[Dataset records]
··········
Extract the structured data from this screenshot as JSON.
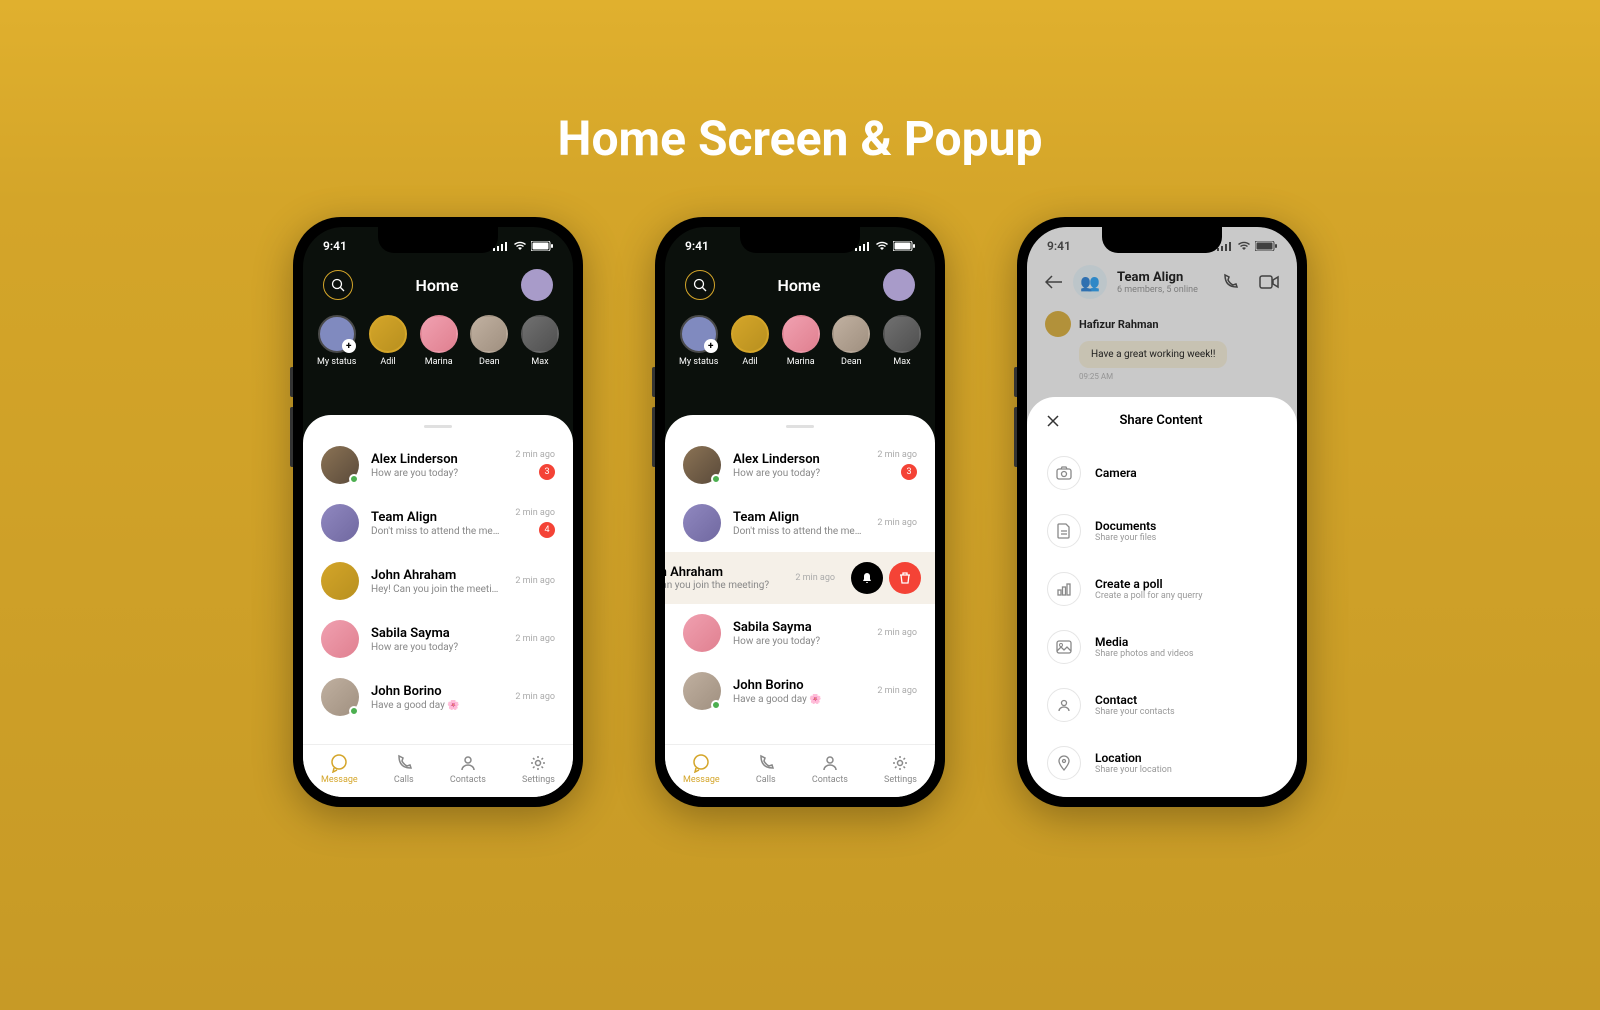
{
  "page": {
    "title": "Home Screen & Popup"
  },
  "status": {
    "time": "9:41"
  },
  "header": {
    "title": "Home"
  },
  "stories": [
    {
      "name": "My status"
    },
    {
      "name": "Adil"
    },
    {
      "name": "Marina"
    },
    {
      "name": "Dean"
    },
    {
      "name": "Max"
    }
  ],
  "chats": [
    {
      "name": "Alex Linderson",
      "msg": "How are you today?",
      "time": "2 min ago",
      "badge": "3"
    },
    {
      "name": "Team Align",
      "msg": "Don't miss to attend the meeting.",
      "time": "2 min ago",
      "badge": "4"
    },
    {
      "name": "John Ahraham",
      "msg": "Hey! Can you join the meeting?",
      "time": "2 min ago"
    },
    {
      "name": "Sabila Sayma",
      "msg": "How are you today?",
      "time": "2 min ago"
    },
    {
      "name": "John Borino",
      "msg": "Have a good day 🌸",
      "time": "2 min ago"
    }
  ],
  "swipe": {
    "name": "ohn Ahraham",
    "msg": "y! Can you join the meeting?",
    "time": "2 min ago"
  },
  "nav": [
    {
      "label": "Message"
    },
    {
      "label": "Calls"
    },
    {
      "label": "Contacts"
    },
    {
      "label": "Settings"
    }
  ],
  "groupChat": {
    "name": "Team Align",
    "sub": "6 members, 5 online",
    "sender": "Hafizur Rahman",
    "bubble": "Have a great working week!!",
    "time": "09:25 AM"
  },
  "sheet": {
    "title": "Share Content",
    "items": [
      {
        "name": "Camera",
        "sub": ""
      },
      {
        "name": "Documents",
        "sub": "Share your files"
      },
      {
        "name": "Create a poll",
        "sub": "Create a poll for any querry"
      },
      {
        "name": "Media",
        "sub": "Share photos and videos"
      },
      {
        "name": "Contact",
        "sub": "Share your contacts"
      },
      {
        "name": "Location",
        "sub": "Share your location"
      }
    ]
  }
}
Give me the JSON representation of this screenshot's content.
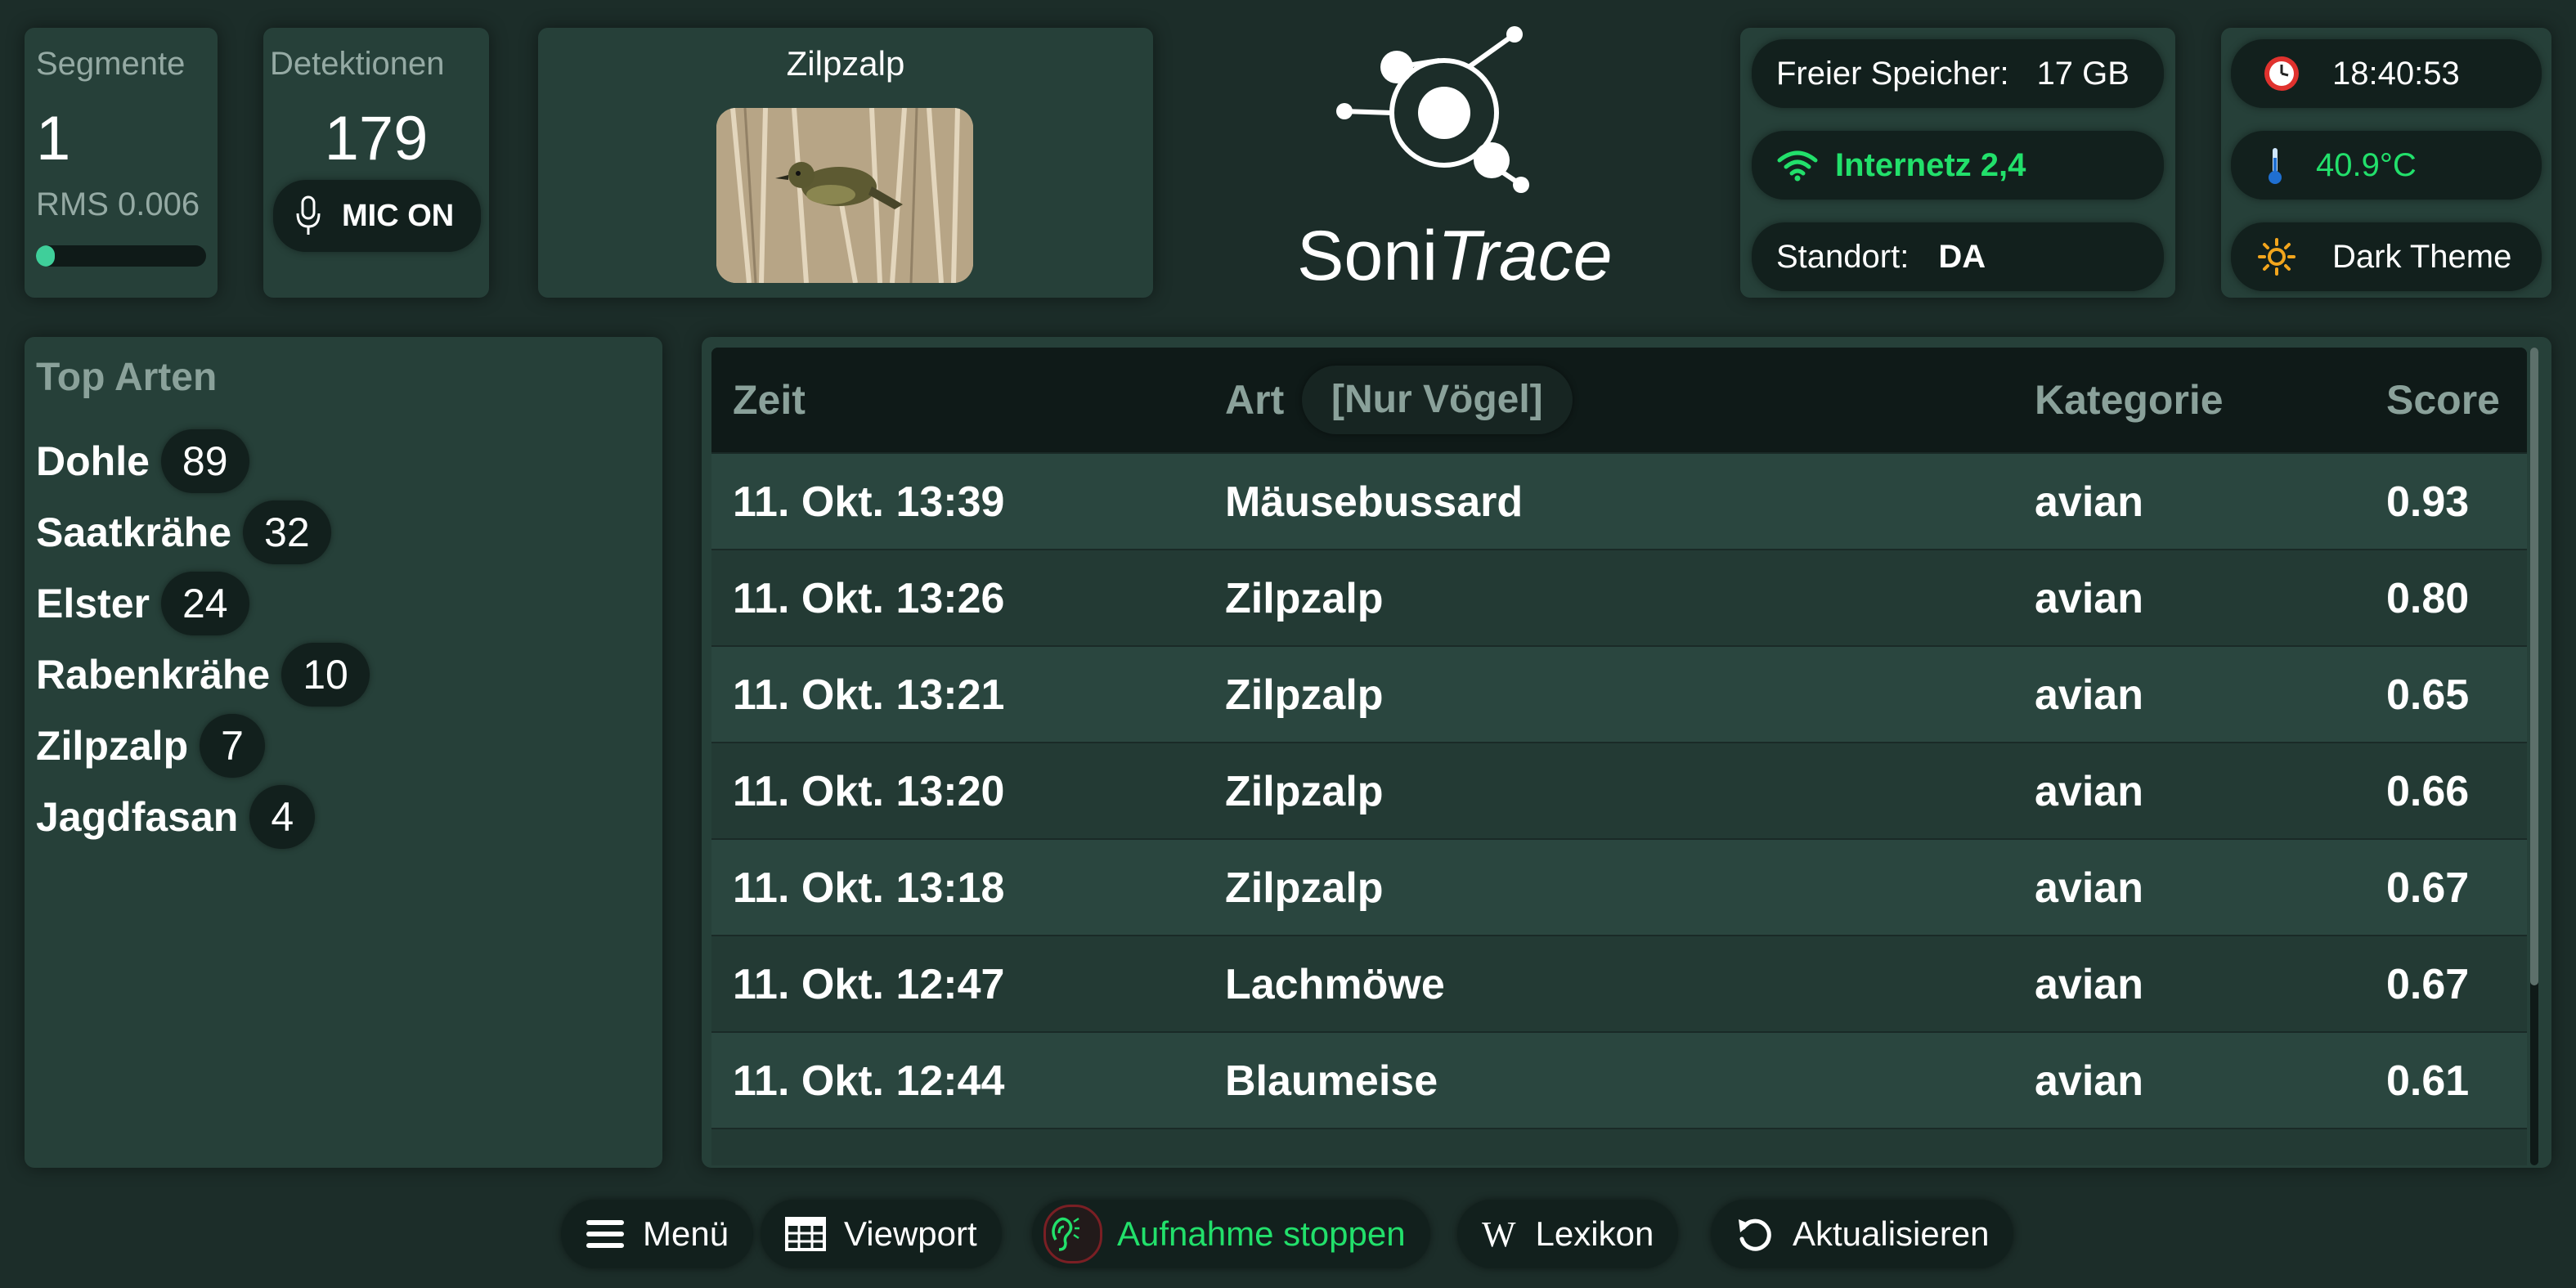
··········
• **WHAT IS BEING ASKED**: Copy every record character for character. Skip the pictures.

• **SOLUTION**:
Extract the structured data from this screenshot as JSON.
{
  "page": {
    "title": "Home Screen & Popup"
  },
  "status": {
    "time": "9:41"
  },
  "header": {
    "title": "Home"
  },
  "stories": [
    {
      "name": "My status"
    },
    {
      "name": "Adil"
    },
    {
      "name": "Marina"
    },
    {
      "name": "Dean"
    },
    {
      "name": "Max"
    }
  ],
  "chats": [
    {
      "name": "Alex Linderson",
      "msg": "How are you today?",
      "time": "2 min ago",
      "badge": "3"
    },
    {
      "name": "Team Align",
      "msg": "Don't miss to attend the meeting.",
      "time": "2 min ago",
      "badge": "4"
    },
    {
      "name": "John Ahraham",
      "msg": "Hey! Can you join the meeting?",
      "time": "2 min ago"
    },
    {
      "name": "Sabila Sayma",
      "msg": "How are you today?",
      "time": "2 min ago"
    },
    {
      "name": "John Borino",
      "msg": "Have a good day 🌸",
      "time": "2 min ago"
    }
  ],
  "swipe": {
    "name": "ohn Ahraham",
    "msg": "y! Can you join the meeting?",
    "time": "2 min ago"
  },
  "nav": [
    {
      "label": "Message"
    },
    {
      "label": "Calls"
    },
    {
      "label": "Contacts"
    },
    {
      "label": "Settings"
    }
  ],
  "groupChat": {
    "name": "Team Align",
    "sub": "6 members, 5 online",
    "sender": "Hafizur Rahman",
    "bubble": "Have a great working week!!",
    "time": "09:25 AM"
  },
  "sheet": {
    "title": "Share Content",
    "items": [
      {
        "name": "Camera",
        "sub": ""
      },
      {
        "name": "Documents",
        "sub": "Share your files"
      },
      {
        "name": "Create a poll",
        "sub": "Create a poll for any querry"
      },
      {
        "name": "Media",
        "sub": "Share photos and videos"
      },
      {
        "name": "Contact",
        "sub": "Share your contacts"
      },
      {
        "name": "Location",
        "sub": "Share your location"
      }
    ]
  }
}
Give me the JSON representation of this screenshot's content.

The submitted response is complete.